>> start

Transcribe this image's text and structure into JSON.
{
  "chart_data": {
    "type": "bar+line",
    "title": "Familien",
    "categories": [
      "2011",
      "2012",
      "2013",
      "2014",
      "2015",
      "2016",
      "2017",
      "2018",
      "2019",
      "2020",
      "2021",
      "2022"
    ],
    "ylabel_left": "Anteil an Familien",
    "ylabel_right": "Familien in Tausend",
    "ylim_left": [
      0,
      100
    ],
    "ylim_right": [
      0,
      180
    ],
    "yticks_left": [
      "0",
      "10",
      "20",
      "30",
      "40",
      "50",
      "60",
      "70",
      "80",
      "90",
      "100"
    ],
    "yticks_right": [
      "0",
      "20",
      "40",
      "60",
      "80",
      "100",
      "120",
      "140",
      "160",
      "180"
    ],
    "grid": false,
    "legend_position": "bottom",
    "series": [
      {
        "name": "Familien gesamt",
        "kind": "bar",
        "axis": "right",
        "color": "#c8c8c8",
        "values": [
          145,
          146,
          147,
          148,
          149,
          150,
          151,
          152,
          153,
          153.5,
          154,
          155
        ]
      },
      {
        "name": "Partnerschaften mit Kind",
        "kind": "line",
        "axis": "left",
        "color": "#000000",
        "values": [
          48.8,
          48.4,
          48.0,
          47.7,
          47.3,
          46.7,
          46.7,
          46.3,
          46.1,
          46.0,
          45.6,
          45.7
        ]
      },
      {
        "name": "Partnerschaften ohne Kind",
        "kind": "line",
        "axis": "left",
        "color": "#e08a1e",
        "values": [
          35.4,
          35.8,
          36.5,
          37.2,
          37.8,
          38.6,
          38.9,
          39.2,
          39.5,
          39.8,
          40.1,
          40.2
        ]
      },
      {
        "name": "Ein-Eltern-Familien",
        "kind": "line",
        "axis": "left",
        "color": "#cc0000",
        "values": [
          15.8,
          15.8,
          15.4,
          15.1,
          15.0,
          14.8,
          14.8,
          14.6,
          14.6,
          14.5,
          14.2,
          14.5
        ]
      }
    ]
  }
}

>> end

§ **SHORT EXERCISE**
Collect the complete line wherever the string "color" appears in the records.

§ **TASK OUTPUT**
        "color": "#c8c8c8",
        "color": "#000000",
        "color": "#e08a1e",
        "color": "#cc0000",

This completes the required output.